Stored entries

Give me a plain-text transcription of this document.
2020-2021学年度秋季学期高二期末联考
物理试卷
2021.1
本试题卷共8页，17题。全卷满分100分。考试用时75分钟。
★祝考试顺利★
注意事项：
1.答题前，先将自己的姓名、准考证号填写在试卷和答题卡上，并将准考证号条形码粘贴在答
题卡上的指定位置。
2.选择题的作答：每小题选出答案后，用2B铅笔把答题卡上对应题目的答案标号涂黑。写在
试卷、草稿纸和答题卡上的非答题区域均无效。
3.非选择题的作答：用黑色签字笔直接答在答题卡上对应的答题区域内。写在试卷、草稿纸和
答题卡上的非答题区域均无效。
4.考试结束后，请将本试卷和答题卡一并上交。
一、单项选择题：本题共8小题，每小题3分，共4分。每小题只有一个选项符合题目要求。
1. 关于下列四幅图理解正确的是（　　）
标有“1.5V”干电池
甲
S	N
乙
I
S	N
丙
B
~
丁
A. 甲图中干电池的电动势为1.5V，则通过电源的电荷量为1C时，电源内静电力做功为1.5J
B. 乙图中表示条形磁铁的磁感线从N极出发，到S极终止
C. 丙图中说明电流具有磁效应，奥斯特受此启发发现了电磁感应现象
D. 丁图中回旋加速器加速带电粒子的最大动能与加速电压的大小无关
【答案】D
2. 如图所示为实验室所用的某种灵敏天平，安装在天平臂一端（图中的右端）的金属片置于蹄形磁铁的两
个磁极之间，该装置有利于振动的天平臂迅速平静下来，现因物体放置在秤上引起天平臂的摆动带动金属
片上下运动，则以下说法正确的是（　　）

Task instructions — Write out every entry word for word.

Complete output —
Give me a plain-text transcription of this document.
2020-2021学年度秋季学期高二期末联考
物理试卷
2021.1
本试题卷共8页，17题。全卷满分100分。考试用时75分钟。
★祝考试顺利★
注意事项：
1.答题前，先将自己的姓名、准考证号填写在试卷和答题卡上，并将准考证号条形码粘贴在答
题卡上的指定位置。
2.选择题的作答：每小题选出答案后，用2B铅笔把答题卡上对应题目的答案标号涂黑。写在
试卷、草稿纸和答题卡上的非答题区域均无效。
3.非选择题的作答：用黑色签字笔直接答在答题卡上对应的答题区域内。写在试卷、草稿纸和
答题卡上的非答题区域均无效。
4.考试结束后，请将本试卷和答题卡一并上交。
一、单项选择题：本题共8小题，每小题3分，共4分。每小题只有一个选项符合题目要求。
1. 关于下列四幅图理解正确的是（　　）
标有“1.5V”干电池
甲
S	N
乙
I
S	N
丙
B
~
丁
A. 甲图中干电池的电动势为1.5V，则通过电源的电荷量为1C时，电源内静电力做功为1.5J
B. 乙图中表示条形磁铁的磁感线从N极出发，到S极终止
C. 丙图中说明电流具有磁效应，奥斯特受此启发发现了电磁感应现象
D. 丁图中回旋加速器加速带电粒子的最大动能与加速电压的大小无关
【答案】D
2. 如图所示为实验室所用的某种灵敏天平，安装在天平臂一端（图中的右端）的金属片置于蹄形磁铁的两
个磁极之间，该装置有利于振动的天平臂迅速平静下来，现因物体放置在秤上引起天平臂的摆动带动金属
片上下运动，则以下说法正确的是（　　）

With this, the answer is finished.